> [本文]:
§
俺的には父親も「入れ替り」を経験していたからじゃないかなって感じがする。というかそれが説得されてしまった理由として一番納得しやすい。
母親が入れ替わり経験者だったことはもちろん、親父と瀧の入った三葉の会話にもそれらしき雰囲気があった。
というのも、まず誰も疑わなかった三葉の人格そのものの入れ替わりに感づいた唯一の人物だったこと。(経験者のばあちゃんは除いて)
それと「妄言は宮水の血筋か…」というセリフ。これも以前に何かしらの不思議現象(あるいはそういったエピソード)を宮水一族に関わることで目の当たりにしていないと出ないセリフな気がする。
あと怪しいのは、ばあちゃんが何か三葉が到着する前に言っていた可能性かな。
あのほんの少しのシーンでは確信的なことは何もわからないけど()
再確認した魅力
こうやって事細かに思い出して文章化していくとね、気付くんですよ。
めっちゃいい映画やんけ!!!!
気付くの遅いっつーの!
会えないはずの2人が出会えた奇跡
なんていってもこの映画の魅力はもうこれに尽きるんじゃないかと。
会えないはずの2人が、身体入れ替わってお互いあたふたして、それでもお互いの生活に愛着湧いて、気付いたら好きになってて、でも気づいた頃にはもう会えなくて…ってもう!!なんだよ!!泣けるわ!!
第一次三葉ルートの切なさ
特に切なくて泣けるのは、三葉視点から物語を追ったとき。
瀧との入れ替わりが最後の日。
三葉は瀧の奥寺先輩とのデートを想像して、涙を流す。
ここで自分の気持ちに気付いたんだろうか。
その当日に瀧のいる東京へ向かう。
「突然訪ねたら瀧くんは迷惑かな、それとも…ちょっと喜んでくれるかな」
あちこち歩き回る。最終的に再開することになる坂、瀧がデート終わった時に電話をかける鉄橋も通る。
「確かなことが一つだけある。私達は会えば絶対、すぐにわかる!!」
諦めかけたその時に瀧を電車の中で見つける。
人混みをかきわけて瀧の目の前まで来る。
§
> [課題文]:
本文に基づいて、次の問いに答えてください。
(a) 瀧との入れ替わりが最後の日、三葉は何を想像して涙を流すか。
(b) 三葉が瀧を見つけるのはどこか。
(c) 父親の人物像を考える手がかりとして本文が挙げているセリフは何か。
資料はここでは使わない。

> [資料]:
§
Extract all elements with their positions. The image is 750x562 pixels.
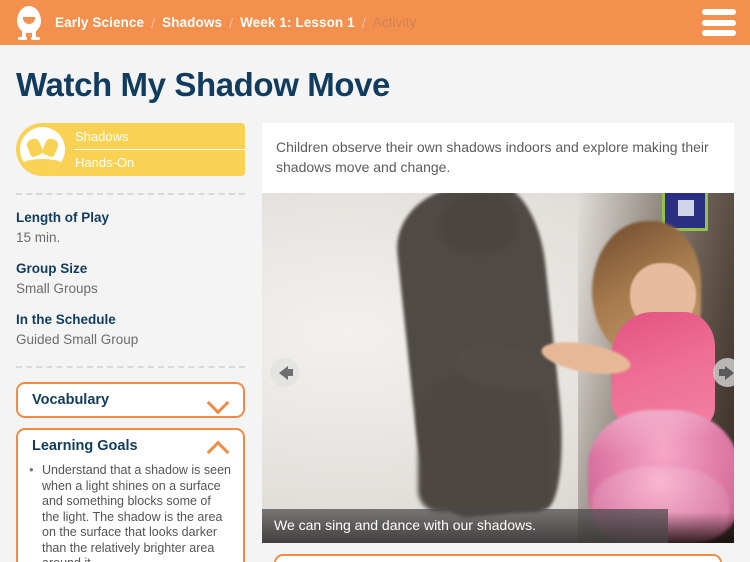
§
> [解答]:
(a) 瀧の奥寺先輩とのデート
(b) 電車の中
(c) 「妄言は宮水の血筋か…」